TASK OBJECTIVE. Copy out lines with the word "ญครบรอบ" from the material that follows.

GIVEN RECORDS.
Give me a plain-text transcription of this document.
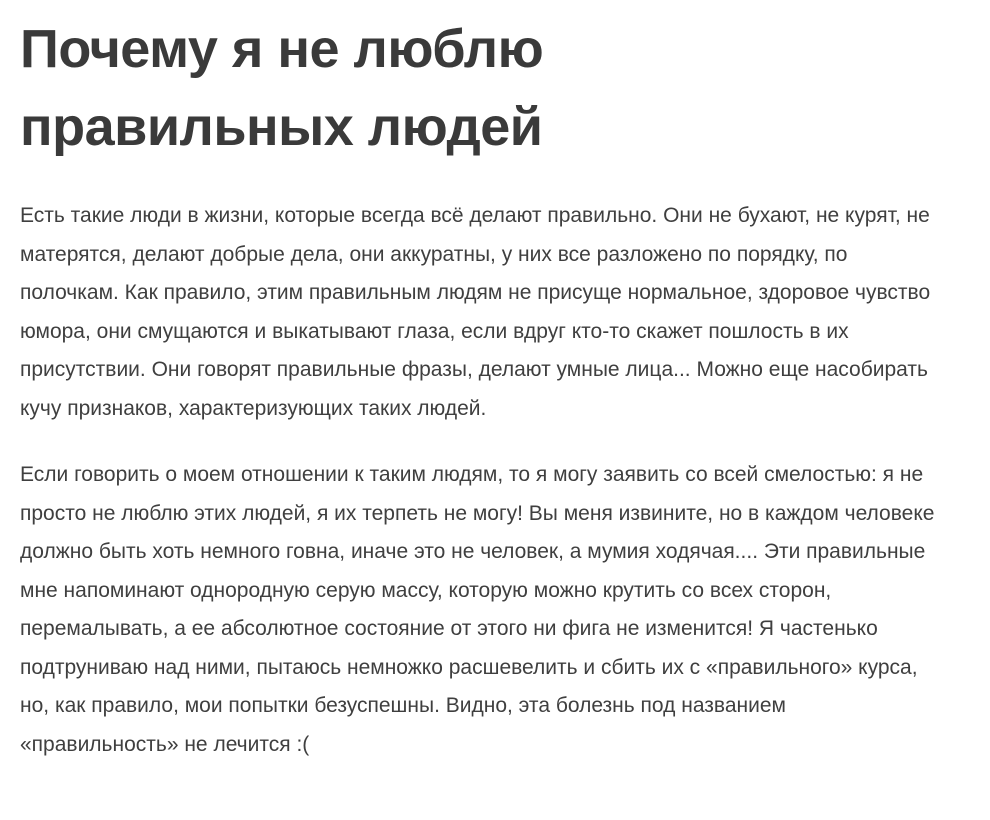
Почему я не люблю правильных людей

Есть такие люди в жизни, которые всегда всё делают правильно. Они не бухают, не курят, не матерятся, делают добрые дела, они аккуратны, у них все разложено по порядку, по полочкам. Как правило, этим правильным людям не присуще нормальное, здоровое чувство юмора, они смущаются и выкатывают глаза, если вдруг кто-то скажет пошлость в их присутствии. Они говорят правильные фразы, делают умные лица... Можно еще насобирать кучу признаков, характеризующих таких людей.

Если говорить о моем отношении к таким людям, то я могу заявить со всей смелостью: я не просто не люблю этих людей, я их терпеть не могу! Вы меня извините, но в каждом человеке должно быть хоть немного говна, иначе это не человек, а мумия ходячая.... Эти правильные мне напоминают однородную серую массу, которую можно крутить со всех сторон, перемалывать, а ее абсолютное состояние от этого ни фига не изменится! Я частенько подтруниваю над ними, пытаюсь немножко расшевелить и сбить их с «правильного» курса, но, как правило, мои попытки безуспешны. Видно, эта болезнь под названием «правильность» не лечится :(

...

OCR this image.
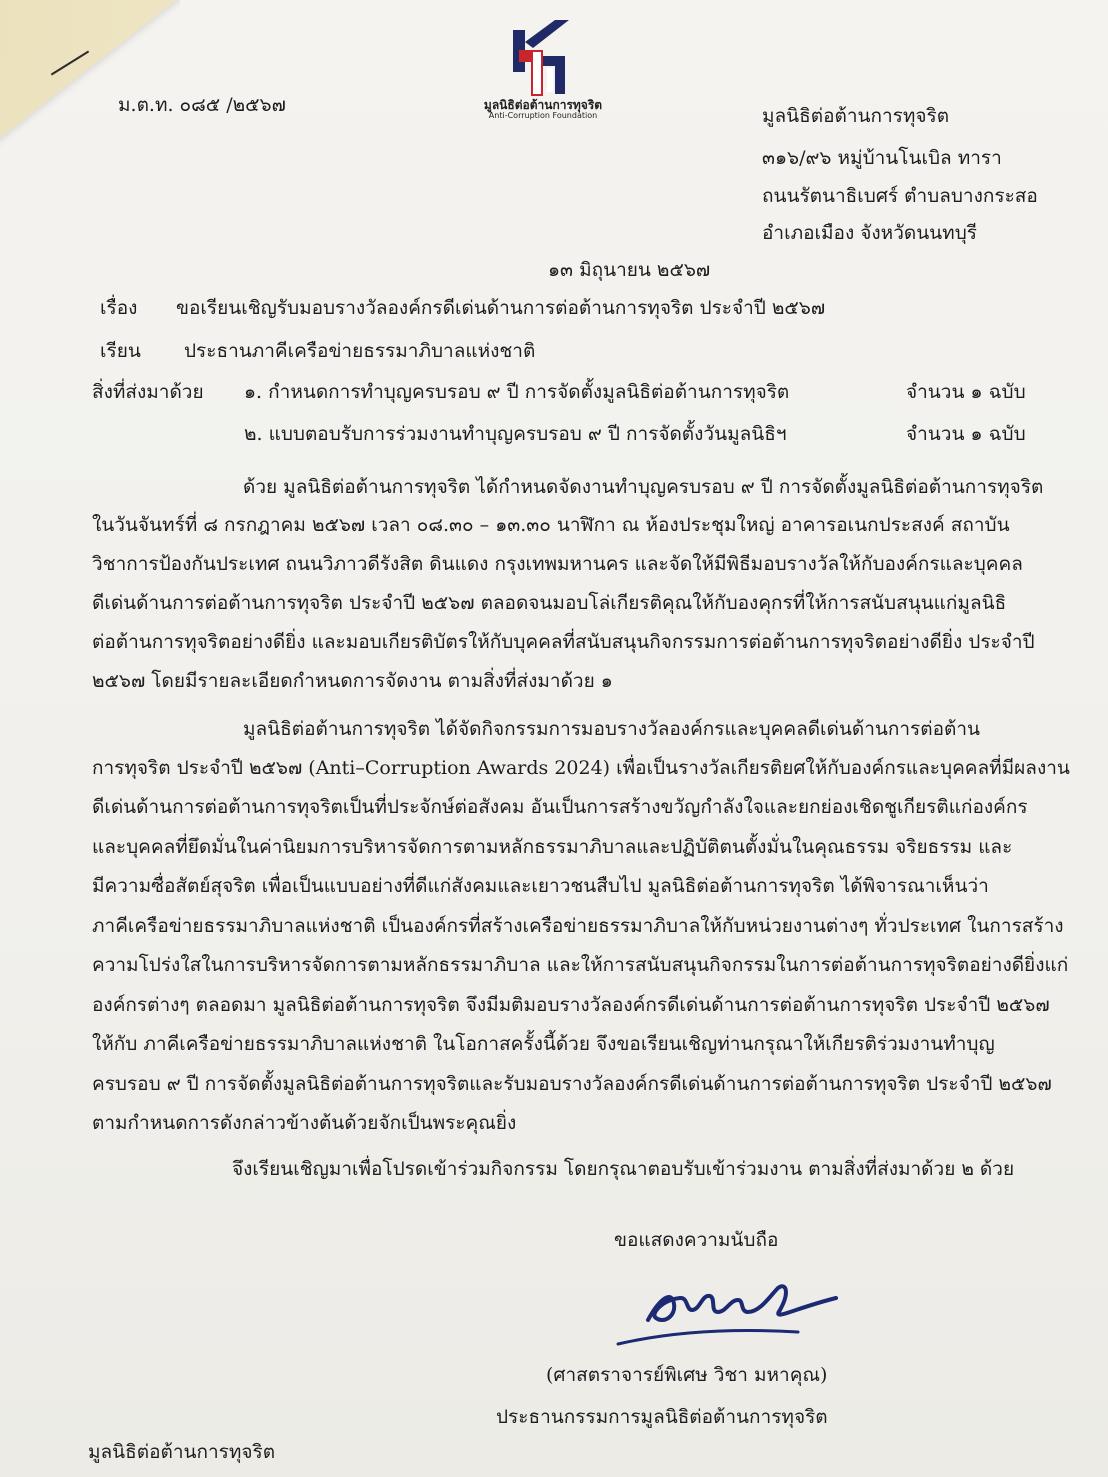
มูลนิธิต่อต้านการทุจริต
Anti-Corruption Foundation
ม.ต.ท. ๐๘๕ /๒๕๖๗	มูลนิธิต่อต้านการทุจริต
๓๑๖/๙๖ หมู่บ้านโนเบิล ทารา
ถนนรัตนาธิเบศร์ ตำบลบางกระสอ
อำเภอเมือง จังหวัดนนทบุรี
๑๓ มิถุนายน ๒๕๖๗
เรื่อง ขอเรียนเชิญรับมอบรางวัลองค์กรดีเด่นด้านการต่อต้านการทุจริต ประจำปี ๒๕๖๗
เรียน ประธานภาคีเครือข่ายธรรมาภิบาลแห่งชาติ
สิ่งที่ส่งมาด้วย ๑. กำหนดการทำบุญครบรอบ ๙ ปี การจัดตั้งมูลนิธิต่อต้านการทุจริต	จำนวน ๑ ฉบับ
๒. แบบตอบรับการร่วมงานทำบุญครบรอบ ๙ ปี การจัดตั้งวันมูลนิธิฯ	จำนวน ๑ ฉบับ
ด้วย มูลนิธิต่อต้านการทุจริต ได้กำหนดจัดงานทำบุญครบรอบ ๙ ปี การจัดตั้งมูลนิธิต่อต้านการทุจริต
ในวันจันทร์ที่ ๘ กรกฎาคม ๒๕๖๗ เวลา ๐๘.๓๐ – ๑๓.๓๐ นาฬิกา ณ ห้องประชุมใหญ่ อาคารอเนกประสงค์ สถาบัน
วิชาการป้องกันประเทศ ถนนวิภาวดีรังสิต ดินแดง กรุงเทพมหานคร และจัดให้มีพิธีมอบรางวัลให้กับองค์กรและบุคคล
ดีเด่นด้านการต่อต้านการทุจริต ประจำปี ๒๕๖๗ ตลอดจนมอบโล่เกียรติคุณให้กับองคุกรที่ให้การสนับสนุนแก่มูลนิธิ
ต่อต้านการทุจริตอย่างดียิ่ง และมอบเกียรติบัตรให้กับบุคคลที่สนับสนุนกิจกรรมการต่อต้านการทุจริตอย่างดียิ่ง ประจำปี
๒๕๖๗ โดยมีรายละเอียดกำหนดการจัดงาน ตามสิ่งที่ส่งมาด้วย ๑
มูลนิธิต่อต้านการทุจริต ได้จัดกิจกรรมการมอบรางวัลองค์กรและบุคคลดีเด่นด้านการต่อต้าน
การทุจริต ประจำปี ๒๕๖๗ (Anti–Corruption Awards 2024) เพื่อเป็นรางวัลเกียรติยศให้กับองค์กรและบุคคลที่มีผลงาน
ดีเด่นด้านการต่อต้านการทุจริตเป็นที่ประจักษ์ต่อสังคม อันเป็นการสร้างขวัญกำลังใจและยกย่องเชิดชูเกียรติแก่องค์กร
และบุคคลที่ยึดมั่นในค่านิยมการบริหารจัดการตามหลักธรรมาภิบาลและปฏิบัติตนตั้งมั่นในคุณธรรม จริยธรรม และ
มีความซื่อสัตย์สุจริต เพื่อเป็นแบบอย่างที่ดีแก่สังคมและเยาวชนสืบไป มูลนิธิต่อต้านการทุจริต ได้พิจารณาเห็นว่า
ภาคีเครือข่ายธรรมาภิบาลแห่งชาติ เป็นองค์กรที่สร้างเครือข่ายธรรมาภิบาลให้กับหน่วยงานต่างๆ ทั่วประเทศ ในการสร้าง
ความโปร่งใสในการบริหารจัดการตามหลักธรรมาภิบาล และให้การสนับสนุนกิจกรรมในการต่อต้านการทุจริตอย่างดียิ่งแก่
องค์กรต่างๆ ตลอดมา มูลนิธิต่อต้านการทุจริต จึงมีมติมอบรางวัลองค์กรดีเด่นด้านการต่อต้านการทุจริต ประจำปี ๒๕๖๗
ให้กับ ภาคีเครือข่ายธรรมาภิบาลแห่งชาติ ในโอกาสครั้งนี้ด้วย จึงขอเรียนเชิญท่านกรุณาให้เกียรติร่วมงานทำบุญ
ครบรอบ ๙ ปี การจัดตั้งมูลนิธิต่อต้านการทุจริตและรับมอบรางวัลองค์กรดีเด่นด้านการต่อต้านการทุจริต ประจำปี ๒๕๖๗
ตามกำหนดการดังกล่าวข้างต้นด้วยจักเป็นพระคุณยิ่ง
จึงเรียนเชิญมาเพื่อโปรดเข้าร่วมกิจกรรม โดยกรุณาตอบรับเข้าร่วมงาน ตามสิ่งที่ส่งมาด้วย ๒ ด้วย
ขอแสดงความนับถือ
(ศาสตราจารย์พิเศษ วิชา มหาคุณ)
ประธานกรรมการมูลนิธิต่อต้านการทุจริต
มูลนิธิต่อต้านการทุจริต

ANSWER TO THE PROBLEM.
สิ่งที่ส่งมาด้วย ๑. กำหนดการทำบุญครบรอบ ๙ ปี การจัดตั้งมูลนิธิต่อต้านการทุจริต	จำนวน ๑ ฉบับ
๒. แบบตอบรับการร่วมงานทำบุญครบรอบ ๙ ปี การจัดตั้งวันมูลนิธิฯ	จำนวน ๑ ฉบับ
ด้วย มูลนิธิต่อต้านการทุจริต ได้กำหนดจัดงานทำบุญครบรอบ ๙ ปี การจัดตั้งมูลนิธิต่อต้านการทุจริต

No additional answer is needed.